(Dataset excerpt)
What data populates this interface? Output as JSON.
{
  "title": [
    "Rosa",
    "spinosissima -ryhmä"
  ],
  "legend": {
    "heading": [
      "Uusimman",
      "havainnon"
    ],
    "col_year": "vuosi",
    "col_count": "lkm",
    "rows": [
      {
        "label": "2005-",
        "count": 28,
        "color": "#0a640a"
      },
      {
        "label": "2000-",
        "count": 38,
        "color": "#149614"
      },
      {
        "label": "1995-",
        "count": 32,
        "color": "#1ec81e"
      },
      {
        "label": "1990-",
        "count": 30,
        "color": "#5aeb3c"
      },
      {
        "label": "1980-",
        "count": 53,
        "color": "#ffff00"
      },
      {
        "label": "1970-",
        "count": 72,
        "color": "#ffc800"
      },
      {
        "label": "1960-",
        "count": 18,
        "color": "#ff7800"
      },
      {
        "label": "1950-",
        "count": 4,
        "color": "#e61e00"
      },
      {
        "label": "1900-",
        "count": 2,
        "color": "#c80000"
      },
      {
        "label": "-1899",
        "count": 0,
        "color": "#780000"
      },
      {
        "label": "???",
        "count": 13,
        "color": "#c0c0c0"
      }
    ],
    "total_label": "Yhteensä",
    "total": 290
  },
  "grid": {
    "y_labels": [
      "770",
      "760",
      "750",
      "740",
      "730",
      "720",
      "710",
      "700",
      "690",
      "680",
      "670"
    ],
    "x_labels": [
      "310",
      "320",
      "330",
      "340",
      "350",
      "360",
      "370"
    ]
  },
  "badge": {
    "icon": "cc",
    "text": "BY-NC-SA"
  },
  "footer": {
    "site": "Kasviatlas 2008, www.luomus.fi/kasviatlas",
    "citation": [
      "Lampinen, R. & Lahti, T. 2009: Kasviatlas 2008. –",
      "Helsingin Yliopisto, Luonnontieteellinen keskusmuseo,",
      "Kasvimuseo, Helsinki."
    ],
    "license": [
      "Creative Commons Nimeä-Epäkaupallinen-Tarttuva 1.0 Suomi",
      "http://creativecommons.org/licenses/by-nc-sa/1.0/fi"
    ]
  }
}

■ Your instructions:
Output all of the material exactly as written.

■ Expected answer:
What data populates this interface? Output as JSON.
{
  "title": [
    "Rosa",
    "spinosissima -ryhmä"
  ],
  "legend": {
    "heading": [
      "Uusimman",
      "havainnon"
    ],
    "col_year": "vuosi",
    "col_count": "lkm",
    "rows": [
      {
        "label": "2005-",
        "count": 28,
        "color": "#0a640a"
      },
      {
        "label": "2000-",
        "count": 38,
        "color": "#149614"
      },
      {
        "label": "1995-",
        "count": 32,
        "color": "#1ec81e"
      },
      {
        "label": "1990-",
        "count": 30,
        "color": "#5aeb3c"
      },
      {
        "label": "1980-",
        "count": 53,
        "color": "#ffff00"
      },
      {
        "label": "1970-",
        "count": 72,
        "color": "#ffc800"
      },
      {
        "label": "1960-",
        "count": 18,
        "color": "#ff7800"
      },
      {
        "label": "1950-",
        "count": 4,
        "color": "#e61e00"
      },
      {
        "label": "1900-",
        "count": 2,
        "color": "#c80000"
      },
      {
        "label": "-1899",
        "count": 0,
        "color": "#780000"
      },
      {
        "label": "???",
        "count": 13,
        "color": "#c0c0c0"
      }
    ],
    "total_label": "Yhteensä",
    "total": 290
  },
  "grid": {
    "y_labels": [
      "770",
      "760",
      "750",
      "740",
      "730",
      "720",
      "710",
      "700",
      "690",
      "680",
      "670"
    ],
    "x_labels": [
      "310",
      "320",
      "330",
      "340",
      "350",
      "360",
      "370"
    ]
  },
  "badge": {
    "icon": "cc",
    "text": "BY-NC-SA"
  },
  "footer": {
    "site": "Kasviatlas 2008, www.luomus.fi/kasviatlas",
    "citation": [
      "Lampinen, R. & Lahti, T. 2009: Kasviatlas 2008. –",
      "Helsingin Yliopisto, Luonnontieteellinen keskusmuseo,",
      "Kasvimuseo, Helsinki."
    ],
    "license": [
      "Creative Commons Nimeä-Epäkaupallinen-Tarttuva 1.0 Suomi",
      "http://creativecommons.org/licenses/by-nc-sa/1.0/fi"
    ]
  }
}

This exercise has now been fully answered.